Entries taken from a collection:
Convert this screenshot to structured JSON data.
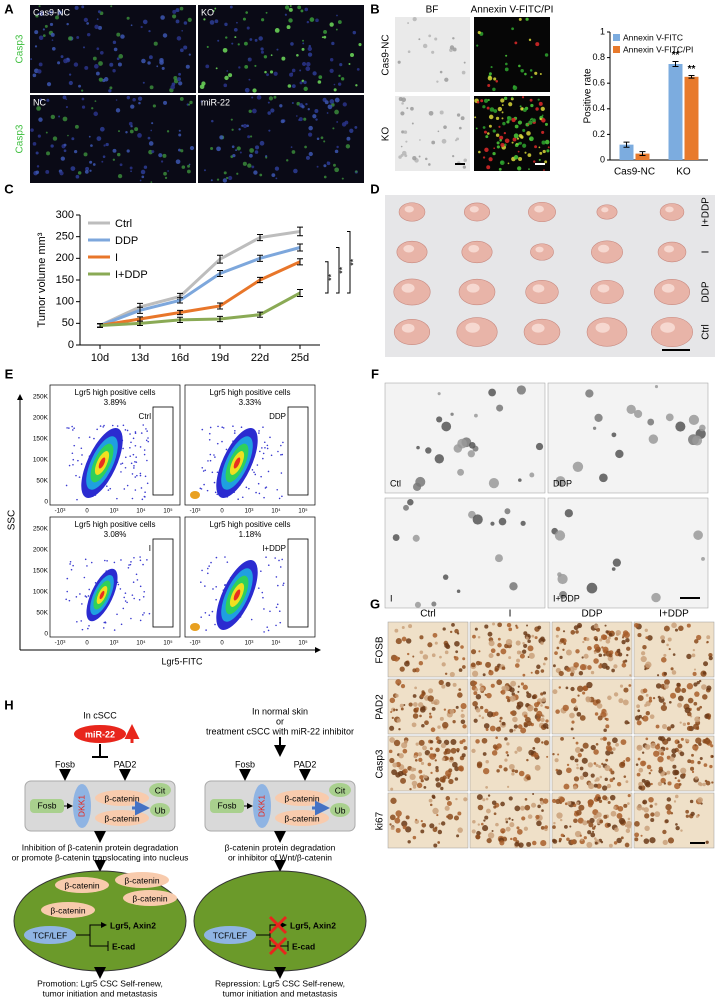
{
  "panels": {
    "a": {
      "label": "A",
      "row_labels": [
        "Casp3",
        "Casp3"
      ],
      "image_labels": [
        "Cas9-NC",
        "KO",
        "NC",
        "miR-22"
      ]
    },
    "b": {
      "label": "B",
      "column_labels": [
        "BF",
        "Annexin V-FITC/PI"
      ],
      "row_labels": [
        "Cas9-NC",
        "KO"
      ]
    },
    "c": {
      "label": "C"
    },
    "d": {
      "label": "D",
      "row_labels": [
        "I+DDP",
        "I",
        "DDP",
        "Ctrl"
      ]
    },
    "e": {
      "label": "E",
      "y_label": "SSC",
      "x_label": "Lgr5-FITC",
      "y_ticks": [
        "250K",
        "200K",
        "150K",
        "100K",
        "50K",
        "0"
      ],
      "x_ticks": [
        "-10³",
        "0",
        "10³",
        "10⁴",
        "10⁵"
      ],
      "plots": [
        {
          "title": "Lgr5 high positive cells",
          "percent": "3.89%",
          "group": "Ctrl"
        },
        {
          "title": "Lgr5 high positive cells",
          "percent": "3.33%",
          "group": "DDP"
        },
        {
          "title": "Lgr5 high positive cells",
          "percent": "3.08%",
          "group": "I"
        },
        {
          "title": "Lgr5 high positive cells",
          "percent": "1.18%",
          "group": "I+DDP"
        }
      ]
    },
    "f": {
      "label": "F",
      "image_labels": [
        "Ctl",
        "DDP",
        "I",
        "I+DDP"
      ]
    },
    "g": {
      "label": "G",
      "column_labels": [
        "Ctrl",
        "I",
        "DDP",
        "I+DDP"
      ],
      "row_labels": [
        "FOSB",
        "PAD2",
        "Casp3",
        "ki67"
      ]
    },
    "h": {
      "label": "H",
      "left": {
        "heading": [
          "In cSCC"
        ],
        "mir": "miR-22",
        "fosb": "Fosb",
        "pad2": "PAD2",
        "fosb_box": "Fosb",
        "dkk1": "DKK1",
        "beta": [
          "β-catenin",
          "β-catenin"
        ],
        "cit": "Cit",
        "ub": "Ub",
        "outcome": [
          "Inhibition of β-catenin protein degradation",
          "or promote β-catenin translocating into nucleus"
        ],
        "nucleus_beta": [
          "β-catenin",
          "β-catenin",
          "β-catenin",
          "β-catenin"
        ],
        "tcf": "TCF/LEF",
        "targets": "Lgr5, Axin2",
        "ecad": "E-cad",
        "result": [
          "Promotion: Lgr5 CSC Self-renew,",
          "tumor initiation and metastasis"
        ]
      },
      "right": {
        "heading": [
          "In normal skin",
          "or",
          "treatment cSCC with miR-22 inhibitor"
        ],
        "fosb": "Fosb",
        "pad2": "PAD2",
        "fosb_box": "Fosb",
        "dkk1": "DKK1",
        "beta": [
          "β-catenin",
          "β-catenin"
        ],
        "cit": "Cit",
        "ub": "Ub",
        "outcome": [
          "β-catenin protein degradation",
          "or  inhibitor of Wnt/β-catenin"
        ],
        "tcf": "TCF/LEF",
        "targets": "Lgr5, Axin2",
        "ecad": "E-cad",
        "result": [
          "Repression: Lgr5 CSC Self-renew,",
          "tumor initiation and metastasis"
        ]
      }
    }
  },
  "chart_data": [
    {
      "type": "bar",
      "y_label": "Positive rate",
      "categories": [
        "Cas9-NC",
        "KO"
      ],
      "series": [
        {
          "name": "Annexin V-FITC",
          "color": "#7cacdf",
          "values": [
            0.12,
            0.75
          ],
          "errors": [
            0.02,
            0.02
          ],
          "significance": [
            null,
            "**"
          ]
        },
        {
          "name": "Annexin V-FITC/PI",
          "color": "#e87a2c",
          "values": [
            0.05,
            0.65
          ],
          "errors": [
            0.015,
            0.01
          ],
          "significance": [
            null,
            "**"
          ]
        }
      ],
      "ylim": [
        0,
        1
      ],
      "yticks": [
        0,
        0.2,
        0.4,
        0.6,
        0.8,
        1
      ],
      "legend": "upper left"
    },
    {
      "type": "line",
      "y_label": "Tumor volume mm³",
      "categories": [
        "10d",
        "13d",
        "16d",
        "19d",
        "22d",
        "25d"
      ],
      "series": [
        {
          "name": "Ctrl",
          "color": "#bdbdbd",
          "values": [
            45,
            88,
            112,
            198,
            248,
            262
          ],
          "errors": [
            4,
            8,
            7,
            9,
            7,
            10
          ]
        },
        {
          "name": "DDP",
          "color": "#7da7dc",
          "values": [
            45,
            80,
            103,
            165,
            200,
            225
          ],
          "errors": [
            4,
            7,
            6,
            7,
            7,
            8
          ]
        },
        {
          "name": "I",
          "color": "#e8762a",
          "values": [
            45,
            60,
            75,
            90,
            150,
            192
          ],
          "errors": [
            4,
            5,
            5,
            7,
            6,
            7
          ]
        },
        {
          "name": "I+DDP",
          "color": "#8aaa55",
          "values": [
            45,
            50,
            58,
            60,
            70,
            120
          ],
          "errors": [
            4,
            5,
            6,
            6,
            6,
            8
          ]
        }
      ],
      "significance": [
        "**",
        "**",
        "**"
      ],
      "ylim": [
        0,
        300
      ],
      "yticks": [
        0,
        50,
        100,
        150,
        200,
        250,
        300
      ],
      "legend": "upper left"
    }
  ]
}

> [TASK OBJECTIVE]
Repeat the records word for word, skipping pictures.

> [ANSWER AREA]
Convert this screenshot to structured JSON data.
{
  "panels": {
    "a": {
      "label": "A",
      "row_labels": [
        "Casp3",
        "Casp3"
      ],
      "image_labels": [
        "Cas9-NC",
        "KO",
        "NC",
        "miR-22"
      ]
    },
    "b": {
      "label": "B",
      "column_labels": [
        "BF",
        "Annexin V-FITC/PI"
      ],
      "row_labels": [
        "Cas9-NC",
        "KO"
      ]
    },
    "c": {
      "label": "C"
    },
    "d": {
      "label": "D",
      "row_labels": [
        "I+DDP",
        "I",
        "DDP",
        "Ctrl"
      ]
    },
    "e": {
      "label": "E",
      "y_label": "SSC",
      "x_label": "Lgr5-FITC",
      "y_ticks": [
        "250K",
        "200K",
        "150K",
        "100K",
        "50K",
        "0"
      ],
      "x_ticks": [
        "-10³",
        "0",
        "10³",
        "10⁴",
        "10⁵"
      ],
      "plots": [
        {
          "title": "Lgr5 high positive cells",
          "percent": "3.89%",
          "group": "Ctrl"
        },
        {
          "title": "Lgr5 high positive cells",
          "percent": "3.33%",
          "group": "DDP"
        },
        {
          "title": "Lgr5 high positive cells",
          "percent": "3.08%",
          "group": "I"
        },
        {
          "title": "Lgr5 high positive cells",
          "percent": "1.18%",
          "group": "I+DDP"
        }
      ]
    },
    "f": {
      "label": "F",
      "image_labels": [
        "Ctl",
        "DDP",
        "I",
        "I+DDP"
      ]
    },
    "g": {
      "label": "G",
      "column_labels": [
        "Ctrl",
        "I",
        "DDP",
        "I+DDP"
      ],
      "row_labels": [
        "FOSB",
        "PAD2",
        "Casp3",
        "ki67"
      ]
    },
    "h": {
      "label": "H",
      "left": {
        "heading": [
          "In cSCC"
        ],
        "mir": "miR-22",
        "fosb": "Fosb",
        "pad2": "PAD2",
        "fosb_box": "Fosb",
        "dkk1": "DKK1",
        "beta": [
          "β-catenin",
          "β-catenin"
        ],
        "cit": "Cit",
        "ub": "Ub",
        "outcome": [
          "Inhibition of β-catenin protein degradation",
          "or promote β-catenin translocating into nucleus"
        ],
        "nucleus_beta": [
          "β-catenin",
          "β-catenin",
          "β-catenin",
          "β-catenin"
        ],
        "tcf": "TCF/LEF",
        "targets": "Lgr5, Axin2",
        "ecad": "E-cad",
        "result": [
          "Promotion: Lgr5 CSC Self-renew,",
          "tumor initiation and metastasis"
        ]
      },
      "right": {
        "heading": [
          "In normal skin",
          "or",
          "treatment cSCC with miR-22 inhibitor"
        ],
        "fosb": "Fosb",
        "pad2": "PAD2",
        "fosb_box": "Fosb",
        "dkk1": "DKK1",
        "beta": [
          "β-catenin",
          "β-catenin"
        ],
        "cit": "Cit",
        "ub": "Ub",
        "outcome": [
          "β-catenin protein degradation",
          "or  inhibitor of Wnt/β-catenin"
        ],
        "tcf": "TCF/LEF",
        "targets": "Lgr5, Axin2",
        "ecad": "E-cad",
        "result": [
          "Repression: Lgr5 CSC Self-renew,",
          "tumor initiation and metastasis"
        ]
      }
    }
  },
  "chart_data": [
    {
      "type": "bar",
      "y_label": "Positive rate",
      "categories": [
        "Cas9-NC",
        "KO"
      ],
      "series": [
        {
          "name": "Annexin V-FITC",
          "color": "#7cacdf",
          "values": [
            0.12,
            0.75
          ],
          "errors": [
            0.02,
            0.02
          ],
          "significance": [
            null,
            "**"
          ]
        },
        {
          "name": "Annexin V-FITC/PI",
          "color": "#e87a2c",
          "values": [
            0.05,
            0.65
          ],
          "errors": [
            0.015,
            0.01
          ],
          "significance": [
            null,
            "**"
          ]
        }
      ],
      "ylim": [
        0,
        1
      ],
      "yticks": [
        0,
        0.2,
        0.4,
        0.6,
        0.8,
        1
      ],
      "legend": "upper left"
    },
    {
      "type": "line",
      "y_label": "Tumor volume mm³",
      "categories": [
        "10d",
        "13d",
        "16d",
        "19d",
        "22d",
        "25d"
      ],
      "series": [
        {
          "name": "Ctrl",
          "color": "#bdbdbd",
          "values": [
            45,
            88,
            112,
            198,
            248,
            262
          ],
          "errors": [
            4,
            8,
            7,
            9,
            7,
            10
          ]
        },
        {
          "name": "DDP",
          "color": "#7da7dc",
          "values": [
            45,
            80,
            103,
            165,
            200,
            225
          ],
          "errors": [
            4,
            7,
            6,
            7,
            7,
            8
          ]
        },
        {
          "name": "I",
          "color": "#e8762a",
          "values": [
            45,
            60,
            75,
            90,
            150,
            192
          ],
          "errors": [
            4,
            5,
            5,
            7,
            6,
            7
          ]
        },
        {
          "name": "I+DDP",
          "color": "#8aaa55",
          "values": [
            45,
            50,
            58,
            60,
            70,
            120
          ],
          "errors": [
            4,
            5,
            6,
            6,
            6,
            8
          ]
        }
      ],
      "significance": [
        "**",
        "**",
        "**"
      ],
      "ylim": [
        0,
        300
      ],
      "yticks": [
        0,
        50,
        100,
        150,
        200,
        250,
        300
      ],
      "legend": "upper left"
    }
  ]
}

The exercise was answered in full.